* Job *
Copy out every line of the records where the string "هنگامی" occurs.

* Saved data entries *
[start]
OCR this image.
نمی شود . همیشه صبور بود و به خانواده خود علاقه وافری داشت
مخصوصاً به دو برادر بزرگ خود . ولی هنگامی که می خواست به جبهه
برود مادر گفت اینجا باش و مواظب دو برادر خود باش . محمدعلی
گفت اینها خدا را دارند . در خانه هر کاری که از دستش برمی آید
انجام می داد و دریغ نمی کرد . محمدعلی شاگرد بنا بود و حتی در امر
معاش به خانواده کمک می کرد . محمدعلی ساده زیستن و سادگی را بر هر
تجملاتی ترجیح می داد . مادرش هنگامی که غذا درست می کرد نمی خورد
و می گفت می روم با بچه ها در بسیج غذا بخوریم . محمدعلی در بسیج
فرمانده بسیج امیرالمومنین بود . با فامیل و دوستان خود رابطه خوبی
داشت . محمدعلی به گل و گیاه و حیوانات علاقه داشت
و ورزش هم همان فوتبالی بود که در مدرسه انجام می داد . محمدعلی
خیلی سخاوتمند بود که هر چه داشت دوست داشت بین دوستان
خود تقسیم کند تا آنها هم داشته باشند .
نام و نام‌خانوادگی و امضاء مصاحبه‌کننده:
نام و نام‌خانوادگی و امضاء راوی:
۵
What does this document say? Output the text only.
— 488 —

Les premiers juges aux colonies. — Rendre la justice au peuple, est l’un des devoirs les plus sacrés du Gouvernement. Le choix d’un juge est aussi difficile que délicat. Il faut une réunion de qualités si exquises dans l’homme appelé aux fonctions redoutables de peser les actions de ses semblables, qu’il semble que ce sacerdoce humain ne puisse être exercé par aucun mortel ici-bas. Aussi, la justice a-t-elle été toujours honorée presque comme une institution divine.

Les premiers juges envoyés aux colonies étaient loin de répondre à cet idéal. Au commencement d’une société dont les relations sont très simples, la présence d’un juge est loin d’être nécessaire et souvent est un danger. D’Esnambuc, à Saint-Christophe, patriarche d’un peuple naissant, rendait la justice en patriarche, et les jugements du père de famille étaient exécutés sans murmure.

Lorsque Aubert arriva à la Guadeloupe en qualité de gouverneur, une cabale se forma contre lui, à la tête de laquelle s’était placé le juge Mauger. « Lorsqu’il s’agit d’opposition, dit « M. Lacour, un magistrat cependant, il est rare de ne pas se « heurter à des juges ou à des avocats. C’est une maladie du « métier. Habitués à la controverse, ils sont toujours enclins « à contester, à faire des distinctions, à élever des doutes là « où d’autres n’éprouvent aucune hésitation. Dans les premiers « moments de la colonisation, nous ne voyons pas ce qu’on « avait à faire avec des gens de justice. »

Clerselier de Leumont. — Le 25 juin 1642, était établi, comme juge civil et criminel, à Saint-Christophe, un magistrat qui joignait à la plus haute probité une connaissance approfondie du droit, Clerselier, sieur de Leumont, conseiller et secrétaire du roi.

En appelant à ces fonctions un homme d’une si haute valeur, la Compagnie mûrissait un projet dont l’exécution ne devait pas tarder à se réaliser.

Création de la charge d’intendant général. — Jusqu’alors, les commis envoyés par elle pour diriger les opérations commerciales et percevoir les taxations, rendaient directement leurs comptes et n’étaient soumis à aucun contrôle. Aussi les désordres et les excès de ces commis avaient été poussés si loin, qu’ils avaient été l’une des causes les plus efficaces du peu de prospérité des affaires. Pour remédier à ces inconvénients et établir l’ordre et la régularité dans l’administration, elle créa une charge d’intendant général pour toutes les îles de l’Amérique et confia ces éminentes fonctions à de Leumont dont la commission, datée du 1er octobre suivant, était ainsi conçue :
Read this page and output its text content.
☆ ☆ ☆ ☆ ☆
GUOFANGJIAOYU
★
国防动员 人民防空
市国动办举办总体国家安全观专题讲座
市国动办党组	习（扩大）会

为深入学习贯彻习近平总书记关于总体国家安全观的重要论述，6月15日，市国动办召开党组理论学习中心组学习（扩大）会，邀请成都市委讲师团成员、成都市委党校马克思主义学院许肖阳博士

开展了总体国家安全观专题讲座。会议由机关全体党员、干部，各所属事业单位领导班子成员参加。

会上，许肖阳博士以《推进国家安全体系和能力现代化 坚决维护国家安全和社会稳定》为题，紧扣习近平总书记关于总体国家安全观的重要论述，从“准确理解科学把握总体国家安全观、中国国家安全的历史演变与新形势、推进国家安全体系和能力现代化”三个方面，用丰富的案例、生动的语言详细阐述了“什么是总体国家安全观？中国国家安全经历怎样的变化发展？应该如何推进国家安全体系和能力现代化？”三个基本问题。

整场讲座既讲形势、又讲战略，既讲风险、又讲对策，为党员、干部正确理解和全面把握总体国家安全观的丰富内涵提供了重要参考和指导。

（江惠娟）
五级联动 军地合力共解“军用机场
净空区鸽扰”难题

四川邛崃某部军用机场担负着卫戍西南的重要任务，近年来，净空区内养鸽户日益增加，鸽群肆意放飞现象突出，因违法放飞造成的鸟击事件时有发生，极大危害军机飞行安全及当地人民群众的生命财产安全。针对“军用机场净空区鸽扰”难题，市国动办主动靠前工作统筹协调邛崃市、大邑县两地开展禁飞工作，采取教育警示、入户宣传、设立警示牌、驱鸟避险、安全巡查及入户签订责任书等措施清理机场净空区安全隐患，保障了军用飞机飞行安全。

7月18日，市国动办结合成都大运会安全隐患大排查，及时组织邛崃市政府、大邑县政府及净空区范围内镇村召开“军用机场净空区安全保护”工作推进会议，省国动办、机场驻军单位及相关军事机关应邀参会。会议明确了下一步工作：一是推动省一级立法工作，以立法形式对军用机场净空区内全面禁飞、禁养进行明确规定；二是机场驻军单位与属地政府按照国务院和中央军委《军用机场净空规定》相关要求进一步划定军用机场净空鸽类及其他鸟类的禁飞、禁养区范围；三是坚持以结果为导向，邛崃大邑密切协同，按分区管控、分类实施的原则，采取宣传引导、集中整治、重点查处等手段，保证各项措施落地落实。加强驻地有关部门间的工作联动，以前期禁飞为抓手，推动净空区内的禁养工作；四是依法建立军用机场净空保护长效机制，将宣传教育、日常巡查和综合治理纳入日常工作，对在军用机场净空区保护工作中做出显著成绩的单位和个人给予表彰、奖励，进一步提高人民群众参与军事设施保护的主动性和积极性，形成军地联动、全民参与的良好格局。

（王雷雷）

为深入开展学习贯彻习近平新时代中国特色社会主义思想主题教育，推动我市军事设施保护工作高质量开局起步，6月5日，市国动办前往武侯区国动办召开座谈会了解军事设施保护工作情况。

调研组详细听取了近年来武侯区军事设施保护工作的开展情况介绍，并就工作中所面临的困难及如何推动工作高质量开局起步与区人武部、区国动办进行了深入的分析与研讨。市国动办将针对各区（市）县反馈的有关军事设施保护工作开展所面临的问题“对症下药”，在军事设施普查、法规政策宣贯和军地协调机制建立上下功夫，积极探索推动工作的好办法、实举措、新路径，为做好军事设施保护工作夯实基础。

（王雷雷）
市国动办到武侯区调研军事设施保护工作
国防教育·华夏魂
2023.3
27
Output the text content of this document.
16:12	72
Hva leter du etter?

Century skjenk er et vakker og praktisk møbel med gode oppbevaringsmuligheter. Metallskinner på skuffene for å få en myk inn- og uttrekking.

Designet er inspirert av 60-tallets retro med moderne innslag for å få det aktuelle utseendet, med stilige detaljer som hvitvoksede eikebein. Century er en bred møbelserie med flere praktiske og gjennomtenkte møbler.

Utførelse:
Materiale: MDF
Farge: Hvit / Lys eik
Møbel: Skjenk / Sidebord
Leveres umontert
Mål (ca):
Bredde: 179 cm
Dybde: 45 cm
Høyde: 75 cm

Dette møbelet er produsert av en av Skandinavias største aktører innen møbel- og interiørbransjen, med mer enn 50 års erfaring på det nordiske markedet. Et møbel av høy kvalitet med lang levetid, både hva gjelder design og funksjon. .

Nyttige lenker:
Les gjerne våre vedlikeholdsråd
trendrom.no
[end]
* The response *
مخصوصاً به دو برادر بزرگ خود . ولی هنگامی که می خواست به جبهه
تجملاتی ترجیح می داد . مادرش هنگامی که غذا درست می کرد نمی خورد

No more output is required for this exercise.